[Lines of data]
※
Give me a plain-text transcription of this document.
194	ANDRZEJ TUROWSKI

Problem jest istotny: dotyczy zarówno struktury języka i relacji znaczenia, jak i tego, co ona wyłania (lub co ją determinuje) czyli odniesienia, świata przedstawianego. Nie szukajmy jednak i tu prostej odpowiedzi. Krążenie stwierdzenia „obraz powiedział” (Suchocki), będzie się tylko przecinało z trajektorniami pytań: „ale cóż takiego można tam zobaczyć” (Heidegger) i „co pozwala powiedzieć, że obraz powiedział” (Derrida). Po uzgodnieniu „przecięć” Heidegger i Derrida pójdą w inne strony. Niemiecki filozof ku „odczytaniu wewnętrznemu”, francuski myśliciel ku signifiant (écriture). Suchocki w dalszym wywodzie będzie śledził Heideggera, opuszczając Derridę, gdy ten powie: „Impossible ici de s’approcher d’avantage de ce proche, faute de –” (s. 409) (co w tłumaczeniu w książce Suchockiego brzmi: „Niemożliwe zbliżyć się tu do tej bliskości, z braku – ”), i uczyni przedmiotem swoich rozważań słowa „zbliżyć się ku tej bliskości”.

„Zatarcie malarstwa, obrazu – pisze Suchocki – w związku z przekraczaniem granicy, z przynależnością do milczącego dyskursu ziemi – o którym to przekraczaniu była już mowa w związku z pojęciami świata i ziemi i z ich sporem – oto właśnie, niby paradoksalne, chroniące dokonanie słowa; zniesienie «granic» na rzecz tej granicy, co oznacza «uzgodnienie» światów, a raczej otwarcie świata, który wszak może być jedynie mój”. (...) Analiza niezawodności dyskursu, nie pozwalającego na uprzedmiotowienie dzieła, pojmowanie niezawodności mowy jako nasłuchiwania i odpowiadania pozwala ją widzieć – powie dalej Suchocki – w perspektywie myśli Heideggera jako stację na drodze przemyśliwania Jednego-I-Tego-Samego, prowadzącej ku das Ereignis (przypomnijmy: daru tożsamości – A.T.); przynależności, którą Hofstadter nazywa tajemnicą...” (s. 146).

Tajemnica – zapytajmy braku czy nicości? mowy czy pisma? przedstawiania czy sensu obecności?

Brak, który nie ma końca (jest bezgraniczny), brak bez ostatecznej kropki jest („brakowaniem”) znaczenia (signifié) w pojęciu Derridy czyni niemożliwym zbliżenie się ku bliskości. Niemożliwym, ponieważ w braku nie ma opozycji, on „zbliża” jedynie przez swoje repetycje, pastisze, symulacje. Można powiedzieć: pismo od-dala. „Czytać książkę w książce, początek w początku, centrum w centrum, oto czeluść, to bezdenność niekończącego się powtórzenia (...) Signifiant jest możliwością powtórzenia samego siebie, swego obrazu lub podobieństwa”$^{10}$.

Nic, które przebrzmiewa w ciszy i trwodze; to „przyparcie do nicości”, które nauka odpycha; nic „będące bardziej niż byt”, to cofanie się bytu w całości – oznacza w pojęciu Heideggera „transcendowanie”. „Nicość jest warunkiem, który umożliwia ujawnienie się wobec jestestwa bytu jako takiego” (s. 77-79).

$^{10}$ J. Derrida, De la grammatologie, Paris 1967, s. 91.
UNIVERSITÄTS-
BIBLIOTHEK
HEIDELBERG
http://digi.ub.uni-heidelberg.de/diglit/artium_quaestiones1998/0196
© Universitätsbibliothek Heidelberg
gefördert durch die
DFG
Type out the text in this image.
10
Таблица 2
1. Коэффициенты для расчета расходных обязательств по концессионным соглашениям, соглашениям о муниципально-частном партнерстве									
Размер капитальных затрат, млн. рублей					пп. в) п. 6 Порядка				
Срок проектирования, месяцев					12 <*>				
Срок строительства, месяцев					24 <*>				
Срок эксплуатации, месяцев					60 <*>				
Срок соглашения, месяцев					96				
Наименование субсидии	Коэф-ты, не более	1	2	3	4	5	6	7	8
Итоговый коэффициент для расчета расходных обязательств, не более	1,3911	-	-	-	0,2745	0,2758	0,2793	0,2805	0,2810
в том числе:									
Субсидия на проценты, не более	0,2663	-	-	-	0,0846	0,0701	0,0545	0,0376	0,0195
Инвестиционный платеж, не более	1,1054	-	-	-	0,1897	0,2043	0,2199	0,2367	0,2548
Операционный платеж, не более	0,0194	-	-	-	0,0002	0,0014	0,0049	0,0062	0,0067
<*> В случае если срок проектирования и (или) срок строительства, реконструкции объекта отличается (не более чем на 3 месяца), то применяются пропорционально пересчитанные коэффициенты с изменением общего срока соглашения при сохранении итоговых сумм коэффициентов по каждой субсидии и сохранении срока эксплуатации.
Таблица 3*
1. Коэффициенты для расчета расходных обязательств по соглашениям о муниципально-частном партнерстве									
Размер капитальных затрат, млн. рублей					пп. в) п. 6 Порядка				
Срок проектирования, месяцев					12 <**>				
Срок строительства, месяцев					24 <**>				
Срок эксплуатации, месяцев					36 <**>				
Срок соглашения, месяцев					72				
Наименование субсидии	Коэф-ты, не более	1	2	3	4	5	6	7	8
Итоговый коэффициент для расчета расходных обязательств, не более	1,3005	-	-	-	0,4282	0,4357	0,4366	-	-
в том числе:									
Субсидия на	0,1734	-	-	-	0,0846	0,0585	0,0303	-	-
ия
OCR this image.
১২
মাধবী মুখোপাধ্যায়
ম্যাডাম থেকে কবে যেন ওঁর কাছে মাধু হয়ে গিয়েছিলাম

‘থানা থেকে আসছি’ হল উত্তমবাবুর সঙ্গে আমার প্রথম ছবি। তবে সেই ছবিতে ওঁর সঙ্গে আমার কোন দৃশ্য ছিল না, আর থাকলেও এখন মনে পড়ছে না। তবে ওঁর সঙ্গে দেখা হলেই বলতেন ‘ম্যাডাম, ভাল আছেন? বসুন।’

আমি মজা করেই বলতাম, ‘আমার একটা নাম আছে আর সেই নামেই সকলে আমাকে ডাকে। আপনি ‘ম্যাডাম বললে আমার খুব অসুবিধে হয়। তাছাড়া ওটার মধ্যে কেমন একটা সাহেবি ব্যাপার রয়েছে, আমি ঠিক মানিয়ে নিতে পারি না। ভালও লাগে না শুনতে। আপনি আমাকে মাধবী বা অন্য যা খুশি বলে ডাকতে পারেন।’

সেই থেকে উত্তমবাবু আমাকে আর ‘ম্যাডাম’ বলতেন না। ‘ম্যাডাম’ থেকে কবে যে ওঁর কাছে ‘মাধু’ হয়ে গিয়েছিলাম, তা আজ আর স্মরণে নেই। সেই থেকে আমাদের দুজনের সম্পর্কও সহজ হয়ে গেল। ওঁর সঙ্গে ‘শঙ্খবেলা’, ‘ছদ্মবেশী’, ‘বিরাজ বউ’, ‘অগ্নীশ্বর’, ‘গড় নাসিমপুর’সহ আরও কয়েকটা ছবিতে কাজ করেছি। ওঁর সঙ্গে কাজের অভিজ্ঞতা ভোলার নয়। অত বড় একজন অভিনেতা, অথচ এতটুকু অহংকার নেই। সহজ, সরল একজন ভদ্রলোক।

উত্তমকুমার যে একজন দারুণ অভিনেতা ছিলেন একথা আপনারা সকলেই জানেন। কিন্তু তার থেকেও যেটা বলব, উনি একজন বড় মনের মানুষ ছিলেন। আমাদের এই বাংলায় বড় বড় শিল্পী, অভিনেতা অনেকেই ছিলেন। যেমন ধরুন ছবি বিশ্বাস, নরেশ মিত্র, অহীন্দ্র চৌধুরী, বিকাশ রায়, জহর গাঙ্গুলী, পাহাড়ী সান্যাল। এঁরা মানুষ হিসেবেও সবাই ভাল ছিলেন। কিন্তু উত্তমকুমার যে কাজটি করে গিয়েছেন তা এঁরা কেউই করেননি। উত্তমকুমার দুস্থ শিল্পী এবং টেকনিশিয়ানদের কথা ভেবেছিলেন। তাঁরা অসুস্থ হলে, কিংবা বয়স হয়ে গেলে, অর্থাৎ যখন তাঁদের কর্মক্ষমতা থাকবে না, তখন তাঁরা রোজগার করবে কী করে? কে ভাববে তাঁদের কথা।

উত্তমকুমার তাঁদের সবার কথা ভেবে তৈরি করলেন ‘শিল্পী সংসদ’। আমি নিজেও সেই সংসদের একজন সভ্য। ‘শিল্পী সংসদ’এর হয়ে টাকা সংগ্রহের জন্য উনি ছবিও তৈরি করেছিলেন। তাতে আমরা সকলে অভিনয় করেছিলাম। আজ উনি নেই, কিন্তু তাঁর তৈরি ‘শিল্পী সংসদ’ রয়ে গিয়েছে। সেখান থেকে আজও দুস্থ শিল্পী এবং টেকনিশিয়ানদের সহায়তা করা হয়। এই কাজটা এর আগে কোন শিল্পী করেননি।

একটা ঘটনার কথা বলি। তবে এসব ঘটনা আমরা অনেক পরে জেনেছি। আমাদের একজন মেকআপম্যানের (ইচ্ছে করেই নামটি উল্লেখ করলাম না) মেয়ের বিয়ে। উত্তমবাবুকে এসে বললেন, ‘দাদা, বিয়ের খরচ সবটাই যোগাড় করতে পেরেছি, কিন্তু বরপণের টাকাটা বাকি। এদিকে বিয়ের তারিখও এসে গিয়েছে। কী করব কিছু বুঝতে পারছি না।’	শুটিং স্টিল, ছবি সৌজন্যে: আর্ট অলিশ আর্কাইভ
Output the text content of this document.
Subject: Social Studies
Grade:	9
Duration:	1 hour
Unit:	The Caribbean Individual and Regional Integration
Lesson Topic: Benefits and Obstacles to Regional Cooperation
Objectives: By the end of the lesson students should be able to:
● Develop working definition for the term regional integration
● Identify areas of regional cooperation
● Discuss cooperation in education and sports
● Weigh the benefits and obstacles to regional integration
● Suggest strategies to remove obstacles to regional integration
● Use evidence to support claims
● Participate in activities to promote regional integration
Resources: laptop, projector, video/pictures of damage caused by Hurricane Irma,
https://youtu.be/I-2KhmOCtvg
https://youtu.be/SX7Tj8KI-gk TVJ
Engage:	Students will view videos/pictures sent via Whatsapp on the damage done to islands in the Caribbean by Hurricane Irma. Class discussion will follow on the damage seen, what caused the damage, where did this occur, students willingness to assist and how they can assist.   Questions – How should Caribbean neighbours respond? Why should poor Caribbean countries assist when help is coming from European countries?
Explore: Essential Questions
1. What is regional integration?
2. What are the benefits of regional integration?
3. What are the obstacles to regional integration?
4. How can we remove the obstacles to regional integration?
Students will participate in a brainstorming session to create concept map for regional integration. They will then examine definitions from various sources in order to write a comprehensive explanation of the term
※
• **GIVEN INSTRUCTION**:
Within the data above, pick out all lines holding the word "image".

• **FINAL ANSWER**:
Type out the text in this image.
OCR this image.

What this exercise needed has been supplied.